TASK INSTRUCTIONS =
Return the full listing exactly as it is written.
### DATA FOR THE TASK
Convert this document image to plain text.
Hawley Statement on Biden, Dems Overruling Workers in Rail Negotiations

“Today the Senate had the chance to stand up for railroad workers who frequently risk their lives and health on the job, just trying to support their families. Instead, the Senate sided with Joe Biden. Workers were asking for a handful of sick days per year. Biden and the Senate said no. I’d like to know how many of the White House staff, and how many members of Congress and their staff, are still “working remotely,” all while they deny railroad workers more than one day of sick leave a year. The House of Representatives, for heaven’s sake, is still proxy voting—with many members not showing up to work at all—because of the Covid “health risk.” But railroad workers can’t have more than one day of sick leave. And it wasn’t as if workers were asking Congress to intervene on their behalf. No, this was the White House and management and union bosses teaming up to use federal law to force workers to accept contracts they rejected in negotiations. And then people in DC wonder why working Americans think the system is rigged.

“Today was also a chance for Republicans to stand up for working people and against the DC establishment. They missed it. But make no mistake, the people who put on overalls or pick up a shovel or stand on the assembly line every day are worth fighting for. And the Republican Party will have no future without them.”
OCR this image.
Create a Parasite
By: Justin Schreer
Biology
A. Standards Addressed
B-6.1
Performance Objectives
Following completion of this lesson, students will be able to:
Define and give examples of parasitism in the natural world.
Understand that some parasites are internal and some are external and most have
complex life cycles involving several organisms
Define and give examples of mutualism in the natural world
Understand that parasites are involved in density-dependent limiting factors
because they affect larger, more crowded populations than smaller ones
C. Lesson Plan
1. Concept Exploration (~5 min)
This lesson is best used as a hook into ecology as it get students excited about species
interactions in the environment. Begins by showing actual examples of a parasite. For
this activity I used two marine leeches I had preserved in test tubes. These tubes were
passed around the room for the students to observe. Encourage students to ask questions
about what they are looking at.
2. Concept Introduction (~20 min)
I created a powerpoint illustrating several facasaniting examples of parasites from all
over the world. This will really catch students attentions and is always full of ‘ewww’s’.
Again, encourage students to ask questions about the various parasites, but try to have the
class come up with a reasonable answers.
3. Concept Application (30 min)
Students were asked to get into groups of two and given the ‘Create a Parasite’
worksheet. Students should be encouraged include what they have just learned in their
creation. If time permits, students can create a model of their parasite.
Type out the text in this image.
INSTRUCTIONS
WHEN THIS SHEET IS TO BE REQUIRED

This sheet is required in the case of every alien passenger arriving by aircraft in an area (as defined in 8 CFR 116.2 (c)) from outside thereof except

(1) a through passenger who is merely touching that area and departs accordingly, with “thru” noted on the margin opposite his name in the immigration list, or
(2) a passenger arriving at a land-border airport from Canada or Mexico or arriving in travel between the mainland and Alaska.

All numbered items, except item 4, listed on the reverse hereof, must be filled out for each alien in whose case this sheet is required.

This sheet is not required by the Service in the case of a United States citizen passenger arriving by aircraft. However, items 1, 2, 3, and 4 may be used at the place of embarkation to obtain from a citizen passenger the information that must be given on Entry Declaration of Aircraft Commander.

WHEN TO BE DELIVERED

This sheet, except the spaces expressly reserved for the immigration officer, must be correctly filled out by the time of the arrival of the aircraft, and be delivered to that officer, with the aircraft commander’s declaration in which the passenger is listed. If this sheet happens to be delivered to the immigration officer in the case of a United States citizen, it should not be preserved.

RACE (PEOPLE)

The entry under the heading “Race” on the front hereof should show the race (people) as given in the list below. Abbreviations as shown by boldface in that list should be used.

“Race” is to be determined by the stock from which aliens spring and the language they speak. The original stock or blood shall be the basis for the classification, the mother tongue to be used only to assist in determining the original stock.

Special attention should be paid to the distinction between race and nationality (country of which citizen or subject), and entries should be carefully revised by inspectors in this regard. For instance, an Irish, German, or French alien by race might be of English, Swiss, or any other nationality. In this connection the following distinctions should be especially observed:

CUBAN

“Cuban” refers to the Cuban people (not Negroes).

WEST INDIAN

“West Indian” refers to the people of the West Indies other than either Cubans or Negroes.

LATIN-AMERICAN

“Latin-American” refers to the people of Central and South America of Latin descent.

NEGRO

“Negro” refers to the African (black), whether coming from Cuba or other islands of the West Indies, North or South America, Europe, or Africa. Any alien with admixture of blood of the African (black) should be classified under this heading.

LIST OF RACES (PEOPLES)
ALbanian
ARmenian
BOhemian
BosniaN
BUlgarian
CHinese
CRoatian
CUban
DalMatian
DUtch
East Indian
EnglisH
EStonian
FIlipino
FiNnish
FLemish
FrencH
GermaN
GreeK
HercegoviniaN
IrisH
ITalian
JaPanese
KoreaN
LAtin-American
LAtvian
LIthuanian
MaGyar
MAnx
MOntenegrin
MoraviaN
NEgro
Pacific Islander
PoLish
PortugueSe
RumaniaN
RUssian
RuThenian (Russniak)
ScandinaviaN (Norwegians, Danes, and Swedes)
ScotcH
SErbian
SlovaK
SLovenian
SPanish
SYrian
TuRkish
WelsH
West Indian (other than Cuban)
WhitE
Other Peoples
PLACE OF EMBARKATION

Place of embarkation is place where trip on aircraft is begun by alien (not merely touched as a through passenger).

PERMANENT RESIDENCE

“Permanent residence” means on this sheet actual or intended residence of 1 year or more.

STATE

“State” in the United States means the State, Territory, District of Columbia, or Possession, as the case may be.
######
FULL RESPONSE =
Convert this document image to plain text.
Hawley Statement on Biden, Dems Overruling Workers in Rail Negotiations

“Today the Senate had the chance to stand up for railroad workers who frequently risk their lives and health on the job, just trying to support their families. Instead, the Senate sided with Joe Biden. Workers were asking for a handful of sick days per year. Biden and the Senate said no. I’d like to know how many of the White House staff, and how many members of Congress and their staff, are still “working remotely,” all while they deny railroad workers more than one day of sick leave a year. The House of Representatives, for heaven’s sake, is still proxy voting—with many members not showing up to work at all—because of the Covid “health risk.” But railroad workers can’t have more than one day of sick leave. And it wasn’t as if workers were asking Congress to intervene on their behalf. No, this was the White House and management and union bosses teaming up to use federal law to force workers to accept contracts they rejected in negotiations. And then people in DC wonder why working Americans think the system is rigged.

“Today was also a chance for Republicans to stand up for working people and against the DC establishment. They missed it. But make no mistake, the people who put on overalls or pick up a shovel or stand on the assembly line every day are worth fighting for. And the Republican Party will have no future without them.”
OCR this image.
Create a Parasite
By: Justin Schreer
Biology
A. Standards Addressed
B-6.1
Performance Objectives
Following completion of this lesson, students will be able to:
Define and give examples of parasitism in the natural world.
Understand that some parasites are internal and some are external and most have
complex life cycles involving several organisms
Define and give examples of mutualism in the natural world
Understand that parasites are involved in density-dependent limiting factors
because they affect larger, more crowded populations than smaller ones
C. Lesson Plan
1. Concept Exploration (~5 min)
This lesson is best used as a hook into ecology as it get students excited about species
interactions in the environment. Begins by showing actual examples of a parasite. For
this activity I used two marine leeches I had preserved in test tubes. These tubes were
passed around the room for the students to observe. Encourage students to ask questions
about what they are looking at.
2. Concept Introduction (~20 min)
I created a powerpoint illustrating several facasaniting examples of parasites from all
over the world. This will really catch students attentions and is always full of ‘ewww’s’.
Again, encourage students to ask questions about the various parasites, but try to have the
class come up with a reasonable answers.
3. Concept Application (30 min)
Students were asked to get into groups of two and given the ‘Create a Parasite’
worksheet. Students should be encouraged include what they have just learned in their
creation. If time permits, students can create a model of their parasite.
Type out the text in this image.
INSTRUCTIONS
WHEN THIS SHEET IS TO BE REQUIRED

This sheet is required in the case of every alien passenger arriving by aircraft in an area (as defined in 8 CFR 116.2 (c)) from outside thereof except

(1) a through passenger who is merely touching that area and departs accordingly, with “thru” noted on the margin opposite his name in the immigration list, or
(2) a passenger arriving at a land-border airport from Canada or Mexico or arriving in travel between the mainland and Alaska.

All numbered items, except item 4, listed on the reverse hereof, must be filled out for each alien in whose case this sheet is required.

This sheet is not required by the Service in the case of a United States citizen passenger arriving by aircraft. However, items 1, 2, 3, and 4 may be used at the place of embarkation to obtain from a citizen passenger the information that must be given on Entry Declaration of Aircraft Commander.

WHEN TO BE DELIVERED

This sheet, except the spaces expressly reserved for the immigration officer, must be correctly filled out by the time of the arrival of the aircraft, and be delivered to that officer, with the aircraft commander’s declaration in which the passenger is listed. If this sheet happens to be delivered to the immigration officer in the case of a United States citizen, it should not be preserved.

RACE (PEOPLE)

The entry under the heading “Race” on the front hereof should show the race (people) as given in the list below. Abbreviations as shown by boldface in that list should be used.

“Race” is to be determined by the stock from which aliens spring and the language they speak. The original stock or blood shall be the basis for the classification, the mother tongue to be used only to assist in determining the original stock.

Special attention should be paid to the distinction between race and nationality (country of which citizen or subject), and entries should be carefully revised by inspectors in this regard. For instance, an Irish, German, or French alien by race might be of English, Swiss, or any other nationality. In this connection the following distinctions should be especially observed:

CUBAN

“Cuban” refers to the Cuban people (not Negroes).

WEST INDIAN

“West Indian” refers to the people of the West Indies other than either Cubans or Negroes.

LATIN-AMERICAN

“Latin-American” refers to the people of Central and South America of Latin descent.

NEGRO

“Negro” refers to the African (black), whether coming from Cuba or other islands of the West Indies, North or South America, Europe, or Africa. Any alien with admixture of blood of the African (black) should be classified under this heading.

LIST OF RACES (PEOPLES)
ALbanian
ARmenian
BOhemian
BosniaN
BUlgarian
CHinese
CRoatian
CUban
DalMatian
DUtch
East Indian
EnglisH
EStonian
FIlipino
FiNnish
FLemish
FrencH
GermaN
GreeK
HercegoviniaN
IrisH
ITalian
JaPanese
KoreaN
LAtin-American
LAtvian
LIthuanian
MaGyar
MAnx
MOntenegrin
MoraviaN
NEgro
Pacific Islander
PoLish
PortugueSe
RumaniaN
RUssian
RuThenian (Russniak)
ScandinaviaN (Norwegians, Danes, and Swedes)
ScotcH
SErbian
SlovaK
SLovenian
SPanish
SYrian
TuRkish
WelsH
West Indian (other than Cuban)
WhitE
Other Peoples
PLACE OF EMBARKATION

Place of embarkation is place where trip on aircraft is begun by alien (not merely touched as a through passenger).

PERMANENT RESIDENCE

“Permanent residence” means on this sheet actual or intended residence of 1 year or more.

STATE

“State” in the United States means the State, Territory, District of Columbia, or Possession, as the case may be.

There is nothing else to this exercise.